» What the task requires
Show all lines that include the string "JSON"; copy each one.

# Start of Data for the task

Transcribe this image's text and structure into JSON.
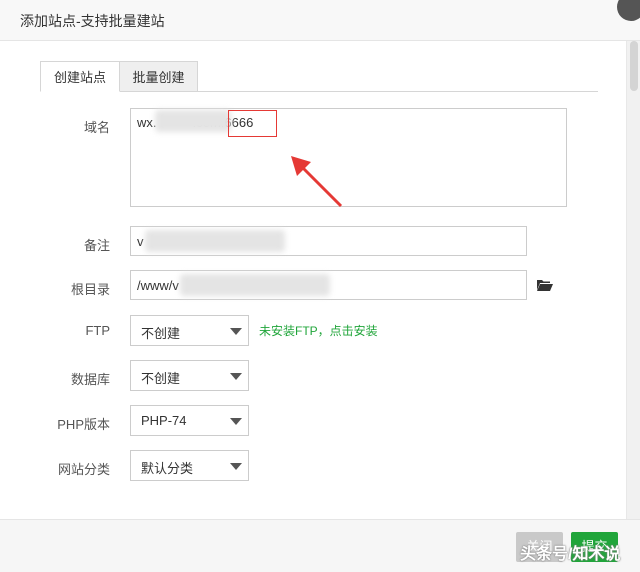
{
  "dialog": {
    "title": "添加站点-支持批量建站"
  },
  "tabs": [
    {
      "label": "创建站点",
      "active": true
    },
    {
      "label": "批量创建",
      "active": false
    }
  ],
  "form": {
    "domain": {
      "label": "域名",
      "value": "wx.          .com:6666",
      "highlight": "6666"
    },
    "remark": {
      "label": "备注",
      "value": "v"
    },
    "root": {
      "label": "根目录",
      "value": "/www/v"
    },
    "ftp": {
      "label": "FTP",
      "selected": "不创建",
      "hint": "未安装FTP，点击安装"
    },
    "database": {
      "label": "数据库",
      "selected": "不创建"
    },
    "php": {
      "label": "PHP版本",
      "selected": "PHP-74"
    },
    "category": {
      "label": "网站分类",
      "selected": "默认分类"
    }
  },
  "footer": {
    "cancel_label": "关闭",
    "submit_label": "提交"
  },
  "watermark": "头条号/知术说",
  "colors": {
    "accent": "#20a53a",
    "highlight": "#e53935"
  },
  "icons": {
    "folder": "folder-open-icon",
    "annotation": "red-arrow-icon"
  }
}
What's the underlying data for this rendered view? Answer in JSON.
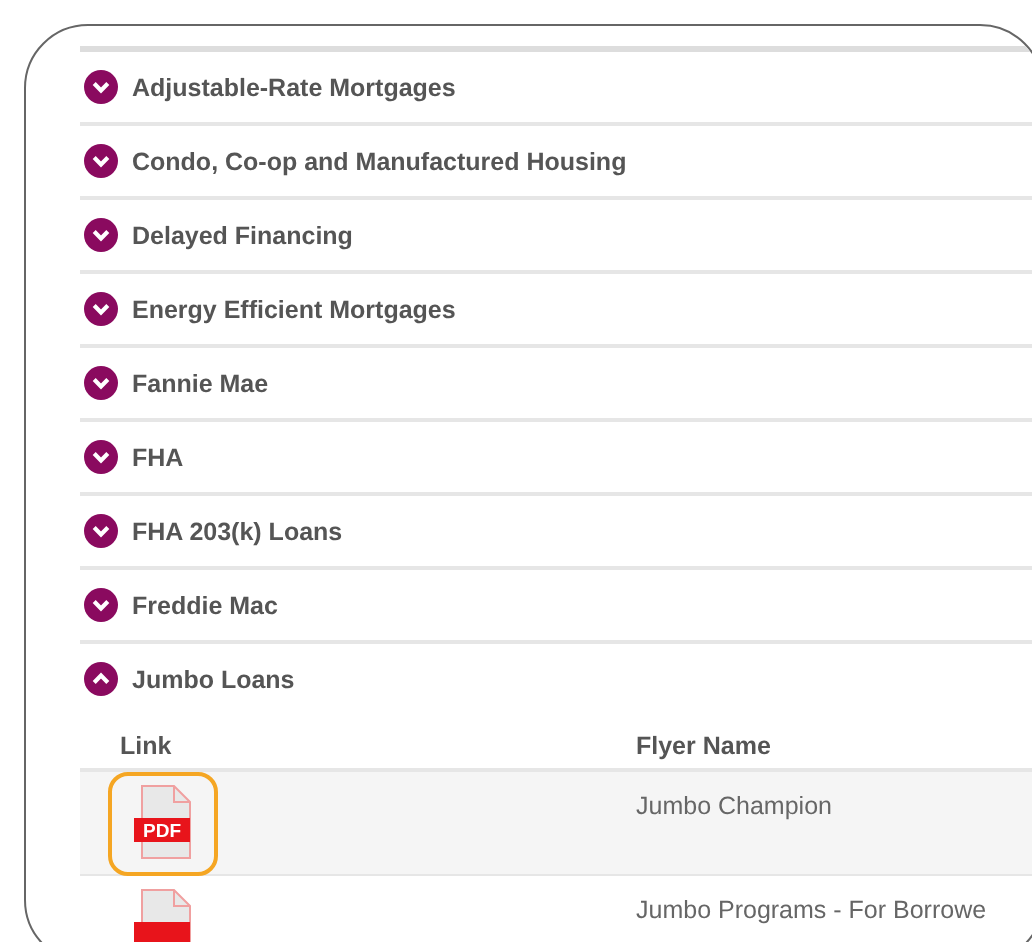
{
  "sections": [
    {
      "title": "Adjustable-Rate Mortgages",
      "expanded": false
    },
    {
      "title": "Condo, Co-op and Manufactured Housing",
      "expanded": false
    },
    {
      "title": "Delayed Financing",
      "expanded": false
    },
    {
      "title": "Energy Efficient Mortgages",
      "expanded": false
    },
    {
      "title": "Fannie Mae",
      "expanded": false
    },
    {
      "title": "FHA",
      "expanded": false
    },
    {
      "title": "FHA 203(k) Loans",
      "expanded": false
    },
    {
      "title": "Freddie Mac",
      "expanded": false
    },
    {
      "title": "Jumbo Loans",
      "expanded": true,
      "table": {
        "columns": [
          "Link",
          "Flyer Name"
        ],
        "rows": [
          {
            "file_label": "PDF",
            "focused": true,
            "flyer_name": "Jumbo Champion"
          },
          {
            "focused": false,
            "flyer_name": "Jumbo Programs - For Borrowe"
          }
        ]
      }
    }
  ]
}
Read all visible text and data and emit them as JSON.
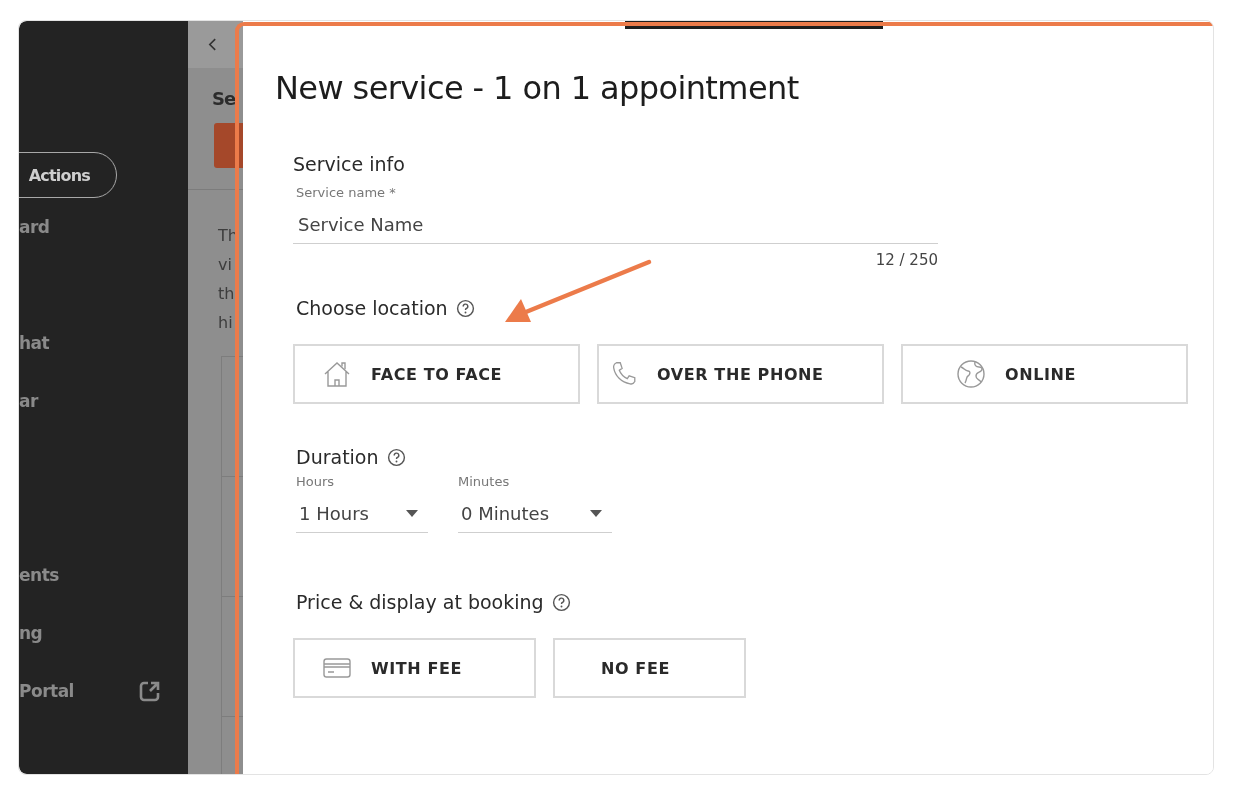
{
  "sidebar": {
    "items": [
      {
        "label": "Actions",
        "kind": "pill"
      },
      {
        "label": "ard",
        "kind": "item"
      },
      {
        "label": "hat",
        "kind": "item"
      },
      {
        "label": "ar",
        "kind": "item"
      },
      {
        "label": "ents",
        "kind": "item"
      },
      {
        "label": "ng",
        "kind": "item"
      },
      {
        "label": "Portal",
        "kind": "external"
      }
    ]
  },
  "background_page": {
    "heading": "Se",
    "paragraph_lines": [
      "Th",
      "vi",
      "th",
      "hi"
    ]
  },
  "modal": {
    "title": "New service - 1 on 1 appointment",
    "service_info": {
      "heading": "Service info",
      "label": "Service name *",
      "value": "Service Name",
      "counter": "12 / 250"
    },
    "location": {
      "heading": "Choose location",
      "options": [
        {
          "label": "FACE TO FACE",
          "kind": "house",
          "selected": false
        },
        {
          "label": "OVER THE PHONE",
          "kind": "phone",
          "selected": false
        },
        {
          "label": "ONLINE",
          "kind": "globe",
          "selected": false
        }
      ]
    },
    "duration": {
      "heading": "Duration",
      "fields": [
        {
          "label": "Hours",
          "value": "1 Hours"
        },
        {
          "label": "Minutes",
          "value": "0 Minutes"
        }
      ]
    },
    "price": {
      "heading": "Price & display at booking",
      "options": [
        {
          "label": "WITH FEE",
          "kind": "card",
          "selected": false
        },
        {
          "label": "NO FEE",
          "kind": "plain",
          "selected": false
        }
      ]
    }
  }
}
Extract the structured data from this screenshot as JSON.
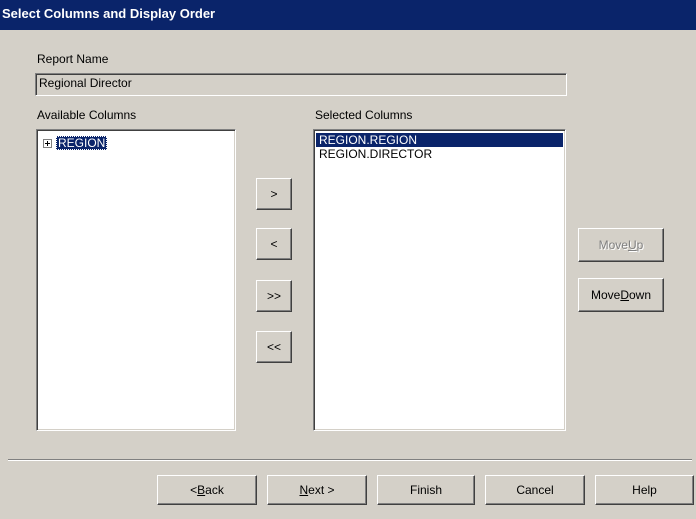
{
  "window": {
    "title": "Select Columns and Display Order"
  },
  "report_name": {
    "label": "Report Name",
    "value": "Regional Director"
  },
  "available_columns": {
    "label": "Available Columns",
    "tree": [
      {
        "label": "REGION",
        "expanded": false,
        "selected": true
      }
    ]
  },
  "selected_columns": {
    "label": "Selected Columns",
    "items": [
      {
        "label": "REGION.REGION",
        "selected": true
      },
      {
        "label": "REGION.DIRECTOR",
        "selected": false
      }
    ]
  },
  "transfer_buttons": {
    "add": ">",
    "remove": "<",
    "add_all": ">>",
    "remove_all": "<<"
  },
  "order_buttons": {
    "move_up": {
      "pre": "Move ",
      "mnemonic": "U",
      "post": "p",
      "enabled": false
    },
    "move_down": {
      "pre": "Move ",
      "mnemonic": "D",
      "post": "own",
      "enabled": true
    }
  },
  "footer_buttons": {
    "back": {
      "pre": "< ",
      "mnemonic": "B",
      "post": "ack"
    },
    "next": {
      "pre": "",
      "mnemonic": "N",
      "post": "ext >"
    },
    "finish": "Finish",
    "cancel": "Cancel",
    "help": "Help"
  },
  "colors": {
    "dialog_bg": "#d4d0c8",
    "title_bg": "#0a246a",
    "selection_bg": "#0a246a",
    "disabled_text": "#808080"
  }
}
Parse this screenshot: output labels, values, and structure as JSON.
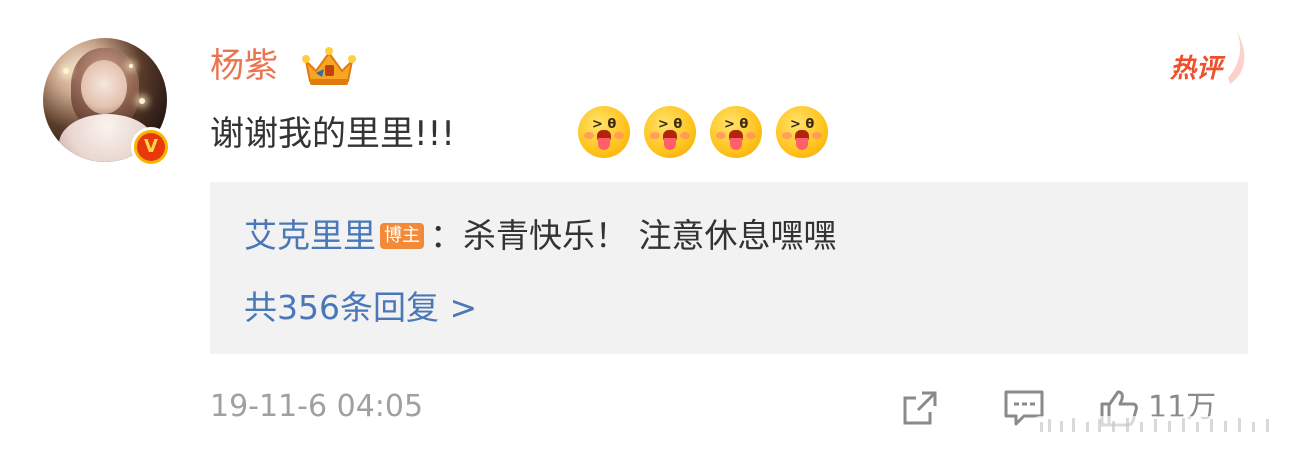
{
  "comment": {
    "username": "杨紫",
    "text": "谢谢我的里里!!!",
    "hot_tag": "热评",
    "verified_badge": "V",
    "emoji_eye": "> θ",
    "emoji_count": 4,
    "timestamp": "19-11-6 04:05",
    "likes": "11万"
  },
  "reply": {
    "author": "艾克里里",
    "author_tag": "博主",
    "text": "：杀青快乐！ 注意休息嘿嘿",
    "count_label": "共356条回复 >"
  },
  "icons": {
    "crown": "crown-icon",
    "forward": "share-icon",
    "comment": "comment-icon",
    "like": "thumb-up-icon"
  },
  "colors": {
    "username": "#eb7350",
    "link": "#4a77b8",
    "hot": "#f04f2e",
    "muted": "#a0a0a0",
    "reply_bg": "#f2f2f2"
  }
}
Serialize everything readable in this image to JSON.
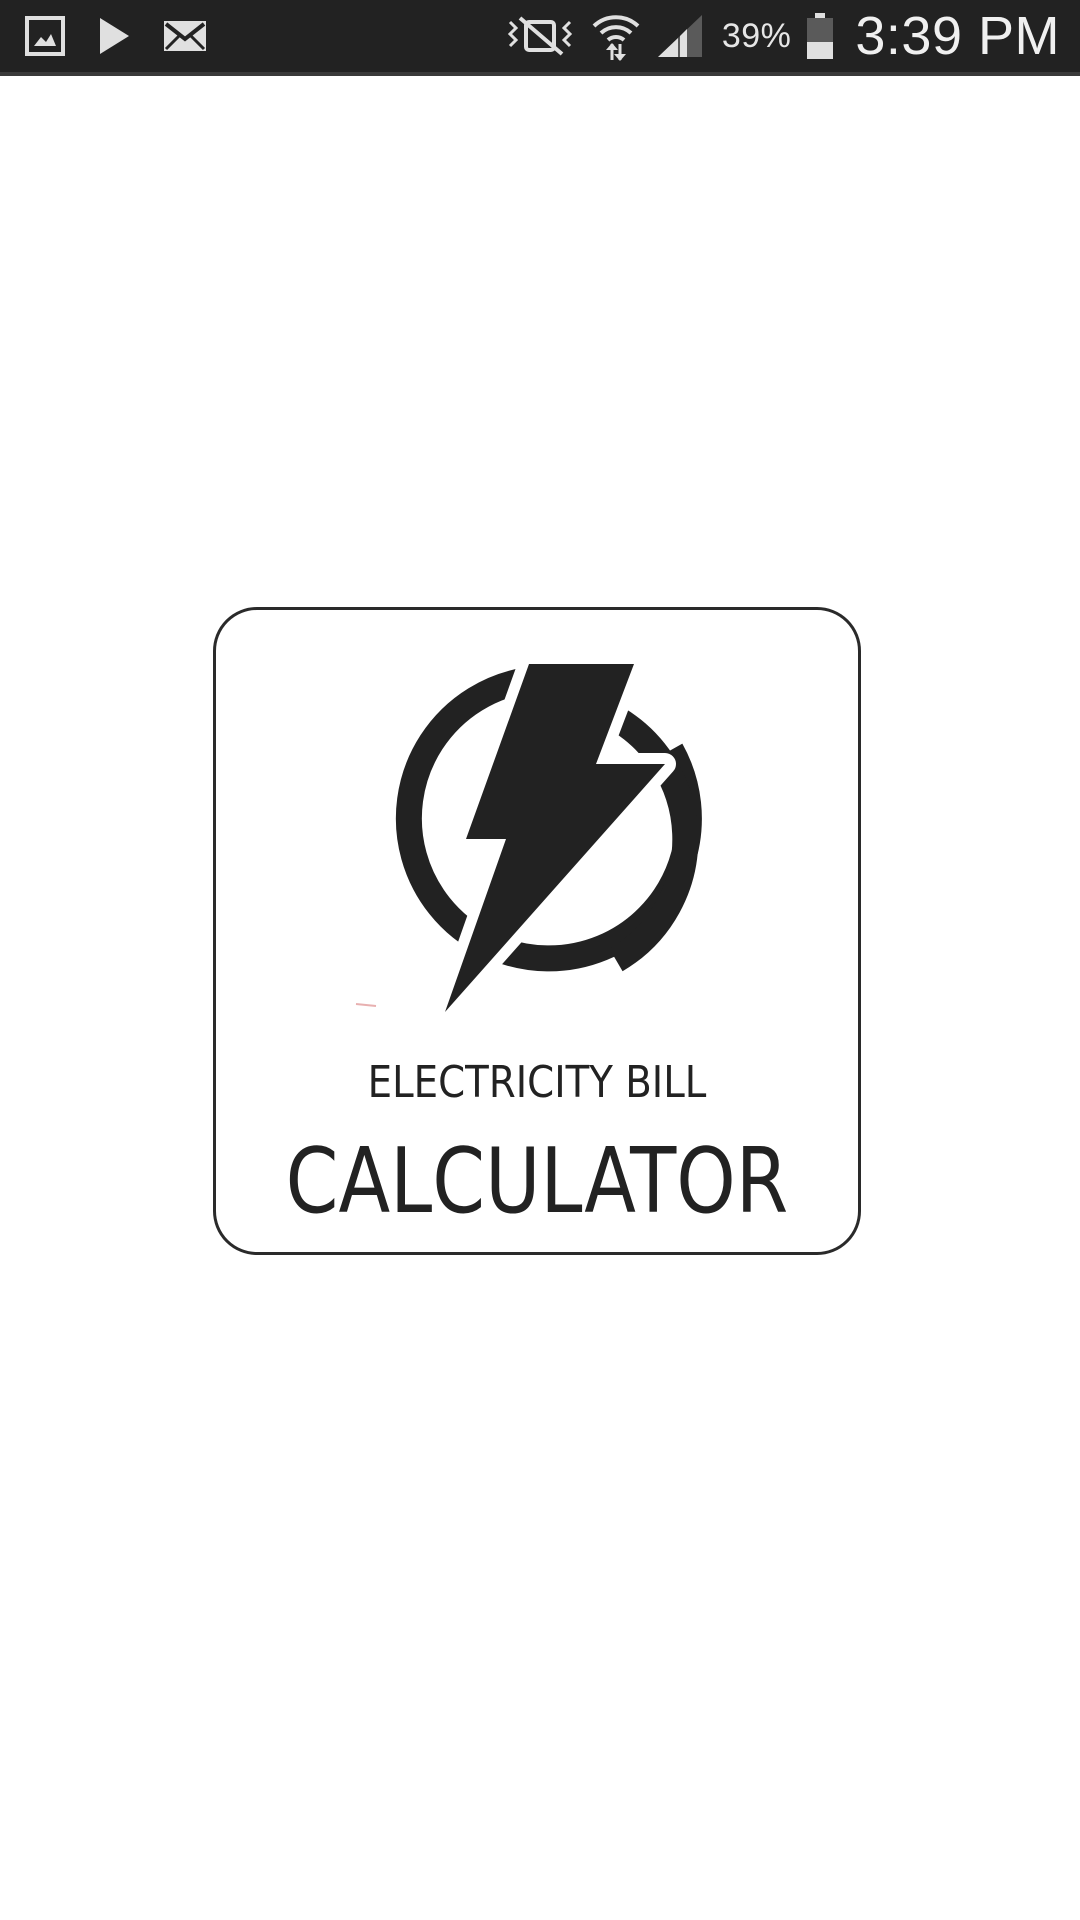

# End of Data for the task

» Answer to this task
Transcribe this image's text and structure into JSON.
What's the underlying data for this rendered view? Answer in JSON.
Read all visible text and data and emit them as JSON.
Extract the structured data from this screenshot as JSON.
Parse this screenshot: output labels, values, and structure as JSON.
Serialize everything readable in this image to JSON.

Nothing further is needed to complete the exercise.